> [Exercise input]
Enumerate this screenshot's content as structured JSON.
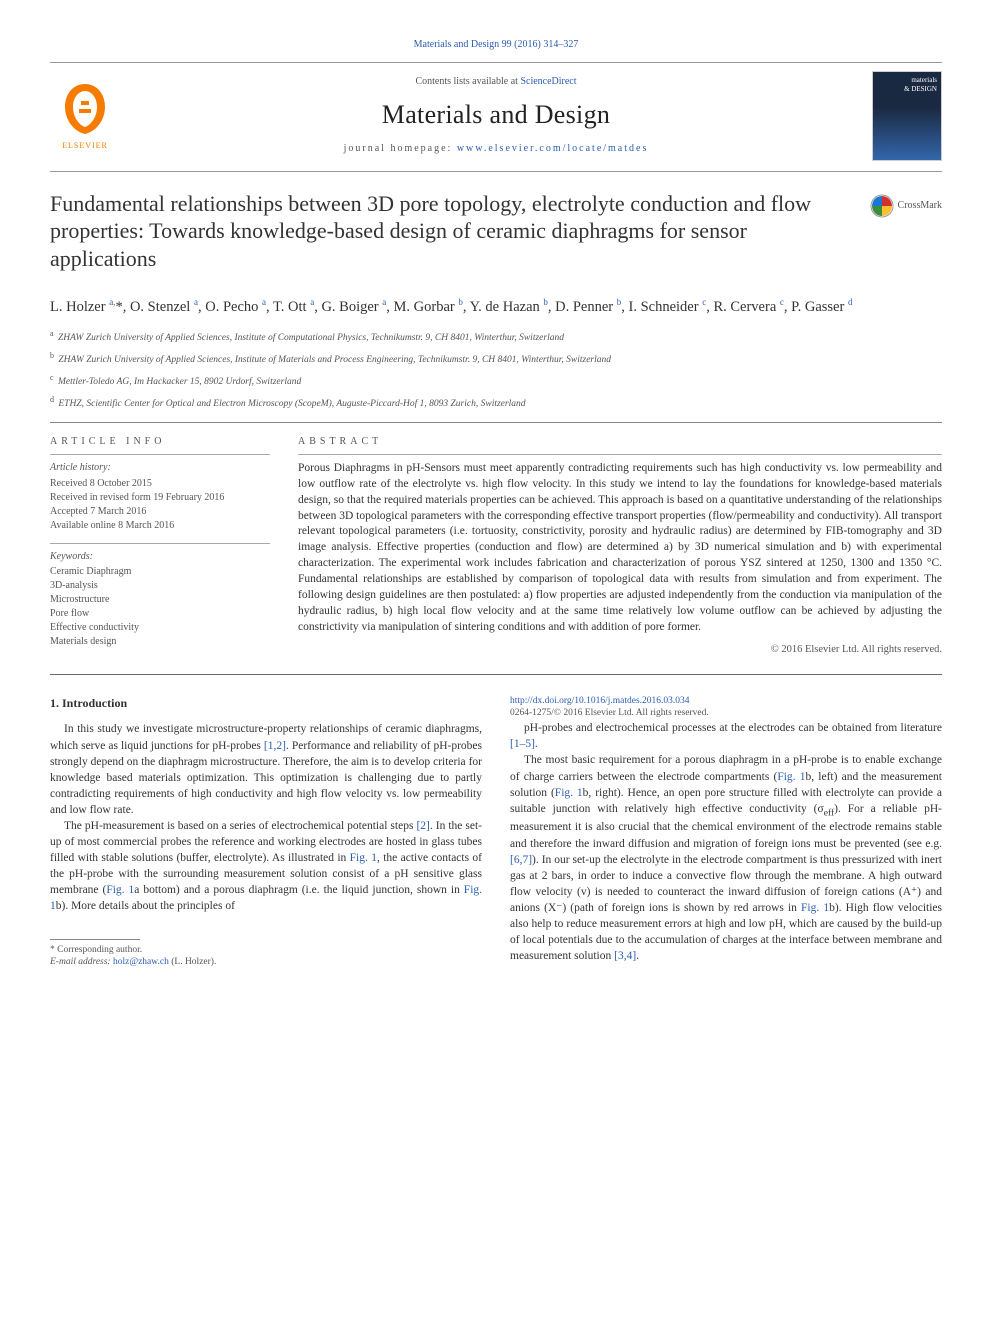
{
  "top_link": "Materials and Design 99 (2016) 314–327",
  "header": {
    "contents_prefix": "Contents lists available at ",
    "contents_link": "ScienceDirect",
    "journal": "Materials and Design",
    "homepage_prefix": "journal homepage: ",
    "homepage_url": "www.elsevier.com/locate/matdes",
    "elsevier": "ELSEVIER",
    "cover_label_top": "materials",
    "cover_label_bot": "& DESIGN"
  },
  "crossmark": "CrossMark",
  "title": "Fundamental relationships between 3D pore topology, electrolyte conduction and flow properties: Towards knowledge-based design of ceramic diaphragms for sensor applications",
  "authors_html": "L. Holzer <sup>a,</sup><span class='ast'>*</span>, O. Stenzel <sup>a</sup>, O. Pecho <sup>a</sup>, T. Ott <sup>a</sup>, G. Boiger <sup>a</sup>, M. Gorbar <sup>b</sup>, Y. de Hazan <sup>b</sup>, D. Penner <sup>b</sup>, I. Schneider <sup>c</sup>, R. Cervera <sup>c</sup>, P. Gasser <sup>d</sup>",
  "affiliations": [
    {
      "sup": "a",
      "text": "ZHAW Zurich University of Applied Sciences, Institute of Computational Physics, Technikumstr. 9, CH 8401, Winterthur, Switzerland"
    },
    {
      "sup": "b",
      "text": "ZHAW Zurich University of Applied Sciences, Institute of Materials and Process Engineering, Technikumstr. 9, CH 8401, Winterthur, Switzerland"
    },
    {
      "sup": "c",
      "text": "Mettler-Toledo AG, Im Hackacker 15, 8902 Urdorf, Switzerland"
    },
    {
      "sup": "d",
      "text": "ETHZ, Scientific Center for Optical and Electron Microscopy (ScopeM), Auguste-Piccard-Hof 1, 8093 Zurich, Switzerland"
    }
  ],
  "article_info": {
    "head": "article info",
    "history_label": "Article history:",
    "history": [
      "Received 8 October 2015",
      "Received in revised form 19 February 2016",
      "Accepted 7 March 2016",
      "Available online 8 March 2016"
    ],
    "keywords_label": "Keywords:",
    "keywords": [
      "Ceramic Diaphragm",
      "3D-analysis",
      "Microstructure",
      "Pore flow",
      "Effective conductivity",
      "Materials design"
    ]
  },
  "abstract": {
    "head": "abstract",
    "text": "Porous Diaphragms in pH-Sensors must meet apparently contradicting requirements such has high conductivity vs. low permeability and low outflow rate of the electrolyte vs. high flow velocity. In this study we intend to lay the foundations for knowledge-based materials design, so that the required materials properties can be achieved. This approach is based on a quantitative understanding of the relationships between 3D topological parameters with the corresponding effective transport properties (flow/permeability and conductivity). All transport relevant topological parameters (i.e. tortuosity, constrictivity, porosity and hydraulic radius) are determined by FIB-tomography and 3D image analysis. Effective properties (conduction and flow) are determined a) by 3D numerical simulation and b) with experimental characterization. The experimental work includes fabrication and characterization of porous YSZ sintered at 1250, 1300 and 1350 °C. Fundamental relationships are established by comparison of topological data with results from simulation and from experiment. The following design guidelines are then postulated: a) flow properties are adjusted independently from the conduction via manipulation of the hydraulic radius, b) high local flow velocity and at the same time relatively low volume outflow can be achieved by adjusting the constrictivity via manipulation of sintering conditions and with addition of pore former.",
    "copyright": "© 2016 Elsevier Ltd. All rights reserved."
  },
  "body": {
    "section1_title": "1. Introduction",
    "p1_a": "In this study we investigate microstructure-property relationships of ceramic diaphragms, which serve as liquid junctions for pH-probes ",
    "p1_ref1": "[1,2]",
    "p1_b": ". Performance and reliability of pH-probes strongly depend on the diaphragm microstructure. Therefore, the aim is to develop criteria for knowledge based materials optimization. This optimization is challenging due to partly contradicting requirements of high conductivity and high flow velocity vs. low permeability and low flow rate.",
    "p2_a": "The pH-measurement is based on a series of electrochemical potential steps ",
    "p2_ref1": "[2]",
    "p2_b": ". In the set-up of most commercial probes the reference and working electrodes are hosted in glass tubes filled with stable solutions (buffer, electrolyte). As illustrated in ",
    "p2_fig1": "Fig. 1",
    "p2_c": ", the active contacts of the pH-probe with the surrounding measurement solution consist of a pH sensitive glass membrane (",
    "p2_fig1a": "Fig. 1",
    "p2_d": "a bottom) and a porous diaphragm (i.e. the liquid junction, shown in ",
    "p2_fig1b": "Fig. 1",
    "p2_e": "b). More details about the principles of ",
    "p3_a": "pH-probes and electrochemical processes at the electrodes can be obtained from literature ",
    "p3_ref1": "[1–5]",
    "p3_b": ".",
    "p4_a": "The most basic requirement for a porous diaphragm in a pH-probe is to enable exchange of charge carriers between the electrode compartments (",
    "p4_fig1": "Fig. 1",
    "p4_b": "b, left) and the measurement solution (",
    "p4_fig2": "Fig. 1",
    "p4_c": "b, right). Hence, an open pore structure filled with electrolyte can provide a suitable junction with relatively high effective conductivity (σ",
    "p4_sub": "eff",
    "p4_d": "). For a reliable pH-measurement it is also crucial that the chemical environment of the electrode remains stable and therefore the inward diffusion and migration of foreign ions must be prevented (see e.g. ",
    "p4_ref1": "[6,7]",
    "p4_e": "). In our set-up the electrolyte in the electrode compartment is thus pressurized with inert gas at 2 bars, in order to induce a convective flow through the membrane. A high outward flow velocity (v) is needed to counteract the inward diffusion of foreign cations (A⁺) and anions (X⁻) (path of foreign ions is shown by red arrows in ",
    "p4_fig3": "Fig. 1",
    "p4_f": "b). High flow velocities also help to reduce measurement errors at high and low pH, which are caused by the build-up of local potentials due to the accumulation of charges at the interface between membrane and measurement solution ",
    "p4_ref2": "[3,4]",
    "p4_g": "."
  },
  "footnote": {
    "label": "* Corresponding author.",
    "email_label": "E-mail address: ",
    "email": "holz@zhaw.ch",
    "email_suffix": " (L. Holzer)."
  },
  "doi": {
    "url": "http://dx.doi.org/10.1016/j.matdes.2016.03.034",
    "issn": "0264-1275/© 2016 Elsevier Ltd. All rights reserved."
  },
  "colors": {
    "link": "#2a5db0",
    "text": "#333333",
    "muted": "#555555",
    "elsevier_orange": "#f57c00"
  }
}
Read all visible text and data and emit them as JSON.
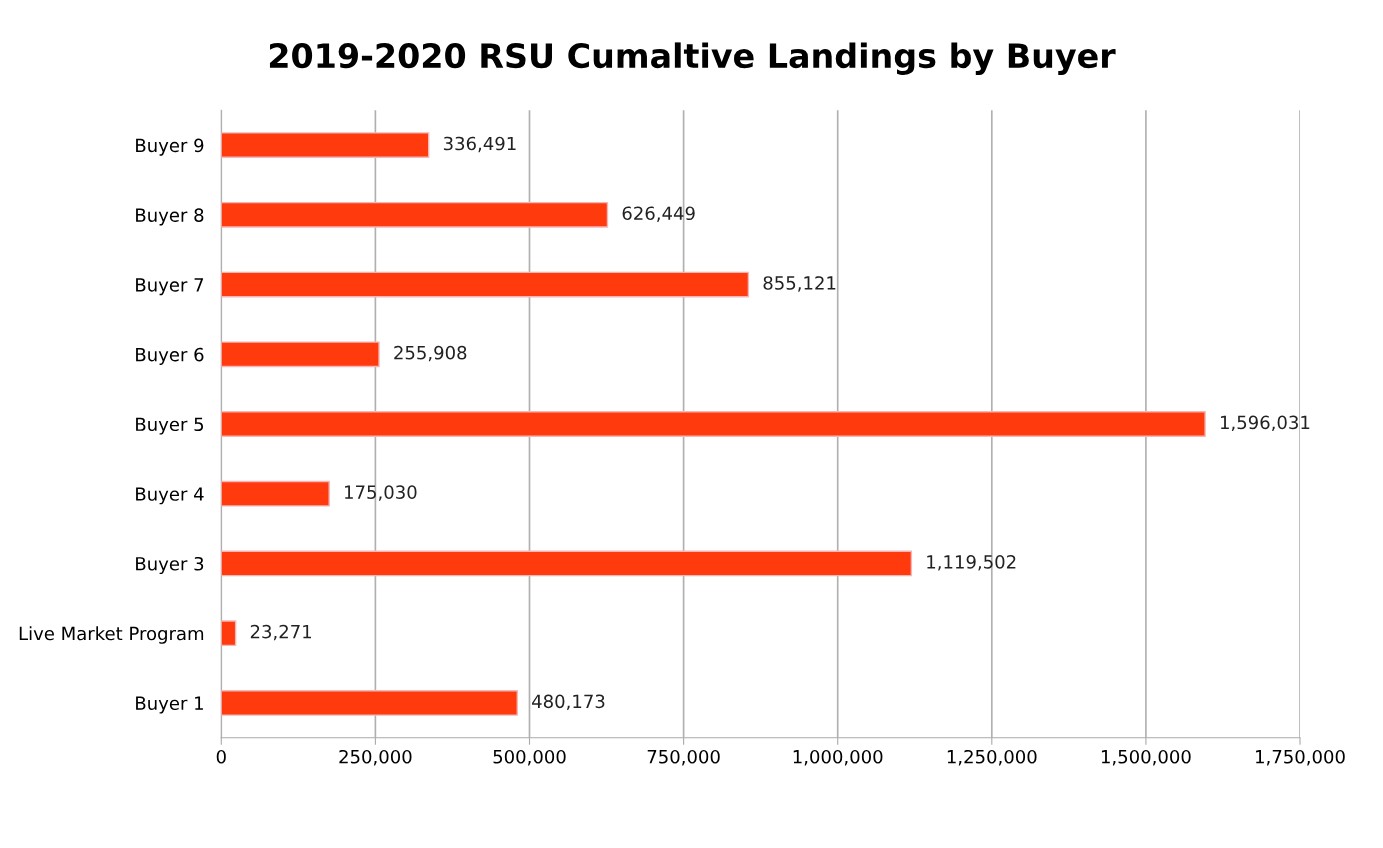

> [Your instructions] All the lines above are to be reproduced exactly, except the pictures.

> [Exercise answer]
Enumerate this screenshot's content as structured JSON.
{
  "top_link": "Materials and Design 99 (2016) 314–327",
  "header": {
    "contents_prefix": "Contents lists available at ",
    "contents_link": "ScienceDirect",
    "journal": "Materials and Design",
    "homepage_prefix": "journal homepage: ",
    "homepage_url": "www.elsevier.com/locate/matdes",
    "elsevier": "ELSEVIER",
    "cover_label_top": "materials",
    "cover_label_bot": "& DESIGN"
  },
  "crossmark": "CrossMark",
  "title": "Fundamental relationships between 3D pore topology, electrolyte conduction and flow properties: Towards knowledge-based design of ceramic diaphragms for sensor applications",
  "authors_html": "L. Holzer <sup>a,</sup><span class='ast'>*</span>, O. Stenzel <sup>a</sup>, O. Pecho <sup>a</sup>, T. Ott <sup>a</sup>, G. Boiger <sup>a</sup>, M. Gorbar <sup>b</sup>, Y. de Hazan <sup>b</sup>, D. Penner <sup>b</sup>, I. Schneider <sup>c</sup>, R. Cervera <sup>c</sup>, P. Gasser <sup>d</sup>",
  "affiliations": [
    {
      "sup": "a",
      "text": "ZHAW Zurich University of Applied Sciences, Institute of Computational Physics, Technikumstr. 9, CH 8401, Winterthur, Switzerland"
    },
    {
      "sup": "b",
      "text": "ZHAW Zurich University of Applied Sciences, Institute of Materials and Process Engineering, Technikumstr. 9, CH 8401, Winterthur, Switzerland"
    },
    {
      "sup": "c",
      "text": "Mettler-Toledo AG, Im Hackacker 15, 8902 Urdorf, Switzerland"
    },
    {
      "sup": "d",
      "text": "ETHZ, Scientific Center for Optical and Electron Microscopy (ScopeM), Auguste-Piccard-Hof 1, 8093 Zurich, Switzerland"
    }
  ],
  "article_info": {
    "head": "article info",
    "history_label": "Article history:",
    "history": [
      "Received 8 October 2015",
      "Received in revised form 19 February 2016",
      "Accepted 7 March 2016",
      "Available online 8 March 2016"
    ],
    "keywords_label": "Keywords:",
    "keywords": [
      "Ceramic Diaphragm",
      "3D-analysis",
      "Microstructure",
      "Pore flow",
      "Effective conductivity",
      "Materials design"
    ]
  },
  "abstract": {
    "head": "abstract",
    "text": "Porous Diaphragms in pH-Sensors must meet apparently contradicting requirements such has high conductivity vs. low permeability and low outflow rate of the electrolyte vs. high flow velocity. In this study we intend to lay the foundations for knowledge-based materials design, so that the required materials properties can be achieved. This approach is based on a quantitative understanding of the relationships between 3D topological parameters with the corresponding effective transport properties (flow/permeability and conductivity). All transport relevant topological parameters (i.e. tortuosity, constrictivity, porosity and hydraulic radius) are determined by FIB-tomography and 3D image analysis. Effective properties (conduction and flow) are determined a) by 3D numerical simulation and b) with experimental characterization. The experimental work includes fabrication and characterization of porous YSZ sintered at 1250, 1300 and 1350 °C. Fundamental relationships are established by comparison of topological data with results from simulation and from experiment. The following design guidelines are then postulated: a) flow properties are adjusted independently from the conduction via manipulation of the hydraulic radius, b) high local flow velocity and at the same time relatively low volume outflow can be achieved by adjusting the constrictivity via manipulation of sintering conditions and with addition of pore former.",
    "copyright": "© 2016 Elsevier Ltd. All rights reserved."
  },
  "body": {
    "section1_title": "1. Introduction",
    "p1_a": "In this study we investigate microstructure-property relationships of ceramic diaphragms, which serve as liquid junctions for pH-probes ",
    "p1_ref1": "[1,2]",
    "p1_b": ". Performance and reliability of pH-probes strongly depend on the diaphragm microstructure. Therefore, the aim is to develop criteria for knowledge based materials optimization. This optimization is challenging due to partly contradicting requirements of high conductivity and high flow velocity vs. low permeability and low flow rate.",
    "p2_a": "The pH-measurement is based on a series of electrochemical potential steps ",
    "p2_ref1": "[2]",
    "p2_b": ". In the set-up of most commercial probes the reference and working electrodes are hosted in glass tubes filled with stable solutions (buffer, electrolyte). As illustrated in ",
    "p2_fig1": "Fig. 1",
    "p2_c": ", the active contacts of the pH-probe with the surrounding measurement solution consist of a pH sensitive glass membrane (",
    "p2_fig1a": "Fig. 1",
    "p2_d": "a bottom) and a porous diaphragm (i.e. the liquid junction, shown in ",
    "p2_fig1b": "Fig. 1",
    "p2_e": "b). More details about the principles of ",
    "p3_a": "pH-probes and electrochemical processes at the electrodes can be obtained from literature ",
    "p3_ref1": "[1–5]",
    "p3_b": ".",
    "p4_a": "The most basic requirement for a porous diaphragm in a pH-probe is to enable exchange of charge carriers between the electrode compartments (",
    "p4_fig1": "Fig. 1",
    "p4_b": "b, left) and the measurement solution (",
    "p4_fig2": "Fig. 1",
    "p4_c": "b, right). Hence, an open pore structure filled with electrolyte can provide a suitable junction with relatively high effective conductivity (σ",
    "p4_sub": "eff",
    "p4_d": "). For a reliable pH-measurement it is also crucial that the chemical environment of the electrode remains stable and therefore the inward diffusion and migration of foreign ions must be prevented (see e.g. ",
    "p4_ref1": "[6,7]",
    "p4_e": "). In our set-up the electrolyte in the electrode compartment is thus pressurized with inert gas at 2 bars, in order to induce a convective flow through the membrane. A high outward flow velocity (v) is needed to counteract the inward diffusion of foreign cations (A⁺) and anions (X⁻) (path of foreign ions is shown by red arrows in ",
    "p4_fig3": "Fig. 1",
    "p4_f": "b). High flow velocities also help to reduce measurement errors at high and low pH, which are caused by the build-up of local potentials due to the accumulation of charges at the interface between membrane and measurement solution ",
    "p4_ref2": "[3,4]",
    "p4_g": "."
  },
  "footnote": {
    "label": "* Corresponding author.",
    "email_label": "E-mail address: ",
    "email": "holz@zhaw.ch",
    "email_suffix": " (L. Holzer)."
  },
  "doi": {
    "url": "http://dx.doi.org/10.1016/j.matdes.2016.03.034",
    "issn": "0264-1275/© 2016 Elsevier Ltd. All rights reserved."
  },
  "colors": {
    "link": "#2a5db0",
    "text": "#333333",
    "muted": "#555555",
    "elsevier_orange": "#f57c00"
  }
}
Read all visible text and data and emit them as JSON.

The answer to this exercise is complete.